━━━━━ Extracted material ━━━━━

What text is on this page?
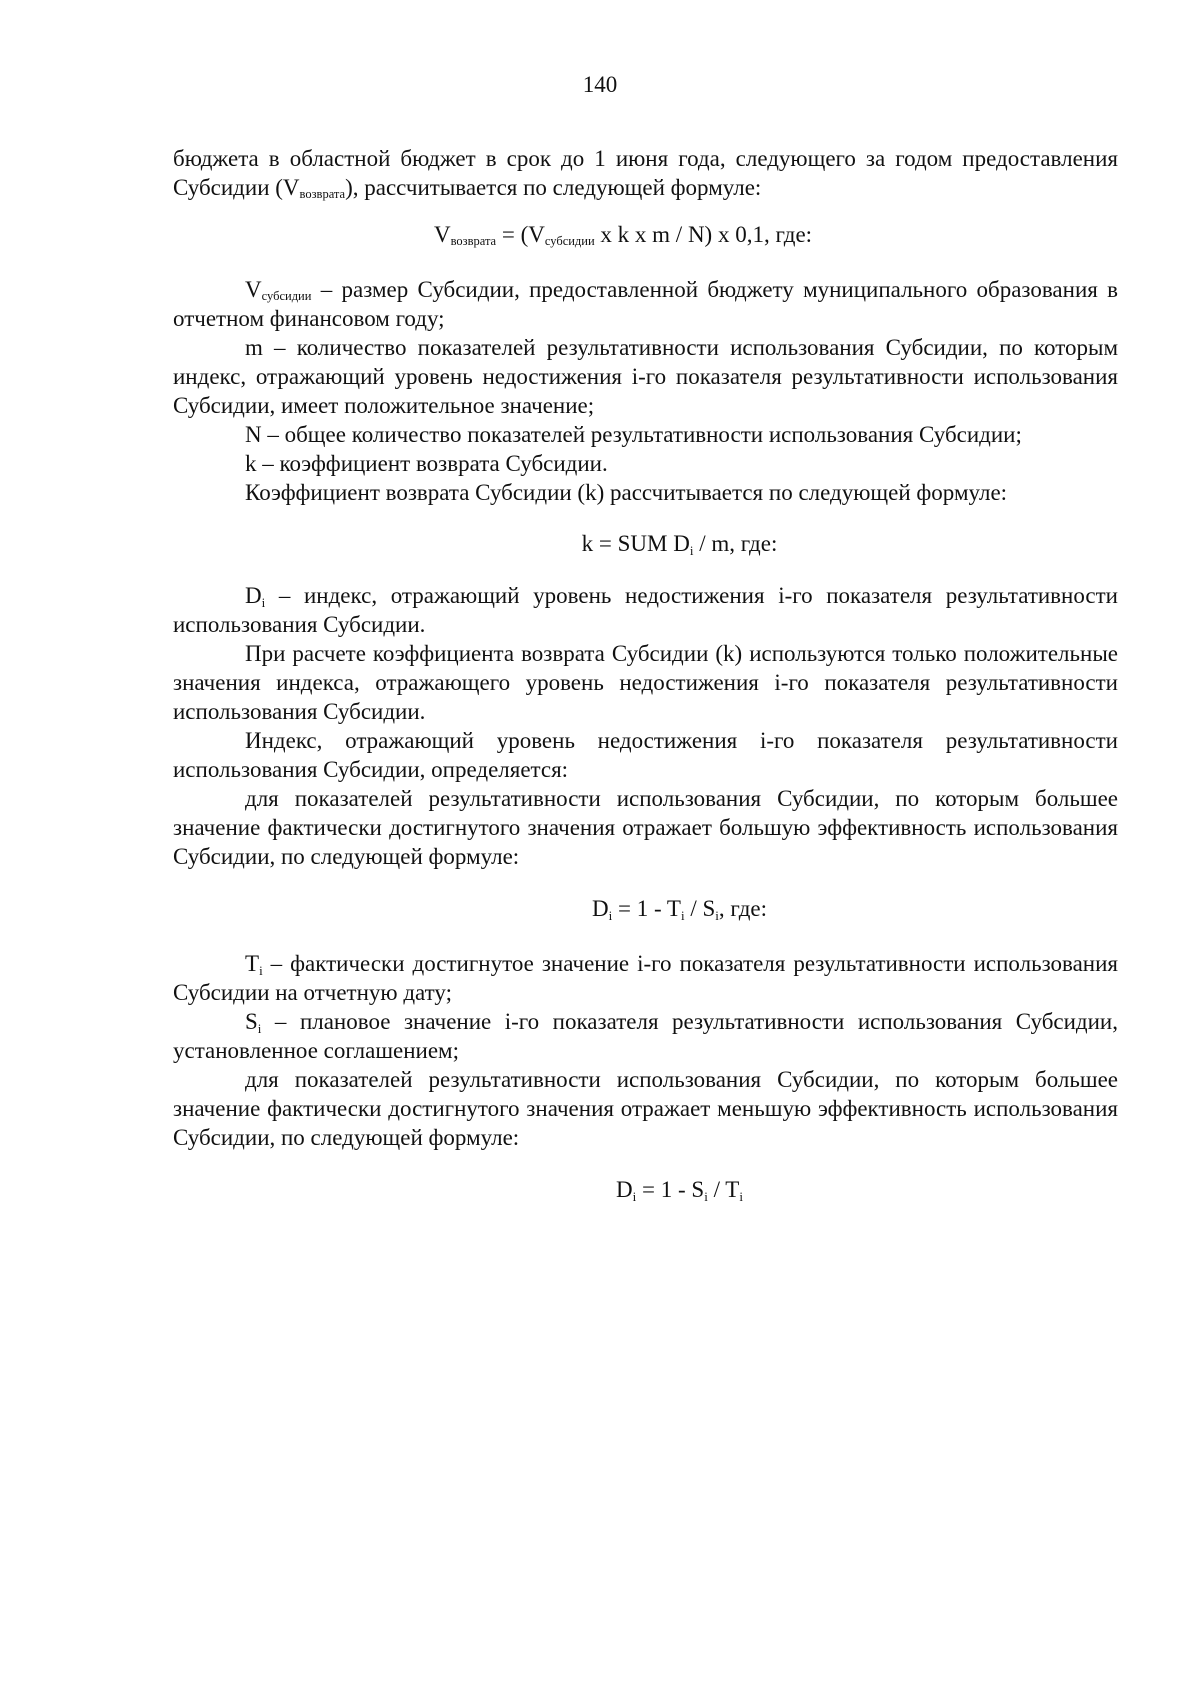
140

бюджета в областной бюджет в срок до 1 июня года, следующего за годом предоставления Субсидии $(V_{возврата})$, рассчитывается по следующей формуле:

$V_{возврата} = (V_{субсидии}$ x k x m / N) x 0,1, где:

$V_{субсидии}$ – размер Субсидии, предоставленной бюджету муниципального образования в отчетном финансовом году;

m – количество показателей результативности использования Субсидии, по которым индекс, отражающий уровень недостижения i-го показателя результативности использования Субсидии, имеет положительное значение;

N – общее количество показателей результативности использования Субсидии;

k – коэффициент возврата Субсидии.

Коэффициент возврата Субсидии (k) рассчитывается по следующей формуле:

k = SUM Di / m, где:

Di – индекс, отражающий уровень недостижения i-го показателя результативности использования Субсидии.

При расчете коэффициента возврата Субсидии (k) используются только положительные значения индекса, отражающего уровень недостижения i-го показателя результативности использования Субсидии.

Индекс, отражающий уровень недостижения i-го показателя результативности использования Субсидии, определяется:

для показателей результативности использования Субсидии, по которым большее значение фактически достигнутого значения отражает большую эффективность использования Субсидии, по следующей формуле:

Di = 1 - Ti / Si, где:

Ti – фактически достигнутое значение i-го показателя результативности использования Субсидии на отчетную дату;

Si – плановое значение i-го показателя результативности использования Субсидии, установленное соглашением;

для показателей результативности использования Субсидии, по которым большее значение фактически достигнутого значения отражает меньшую эффективность использования Субсидии, по следующей формуле:

Di = 1 - Si / Ti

━━━━━

What to produce —
Would you return the data exactly as written, without the pictures?

Written response —
What text is on this page?
140

бюджета в областной бюджет в срок до 1 июня года, следующего за годом предоставления Субсидии $(V_{возврата})$, рассчитывается по следующей формуле:

$V_{возврата} = (V_{субсидии}$ x k x m / N) x 0,1, где:

$V_{субсидии}$ – размер Субсидии, предоставленной бюджету муниципального образования в отчетном финансовом году;

m – количество показателей результативности использования Субсидии, по которым индекс, отражающий уровень недостижения i-го показателя результативности использования Субсидии, имеет положительное значение;

N – общее количество показателей результативности использования Субсидии;

k – коэффициент возврата Субсидии.

Коэффициент возврата Субсидии (k) рассчитывается по следующей формуле:

k = SUM Di / m, где:

Di – индекс, отражающий уровень недостижения i-го показателя результативности использования Субсидии.

При расчете коэффициента возврата Субсидии (k) используются только положительные значения индекса, отражающего уровень недостижения i-го показателя результативности использования Субсидии.

Индекс, отражающий уровень недостижения i-го показателя результативности использования Субсидии, определяется:

для показателей результативности использования Субсидии, по которым большее значение фактически достигнутого значения отражает большую эффективность использования Субсидии, по следующей формуле:

Di = 1 - Ti / Si, где:

Ti – фактически достигнутое значение i-го показателя результативности использования Субсидии на отчетную дату;

Si – плановое значение i-го показателя результативности использования Субсидии, установленное соглашением;

для показателей результативности использования Субсидии, по которым большее значение фактически достигнутого значения отражает меньшую эффективность использования Субсидии, по следующей формуле:

Di = 1 - Si / Ti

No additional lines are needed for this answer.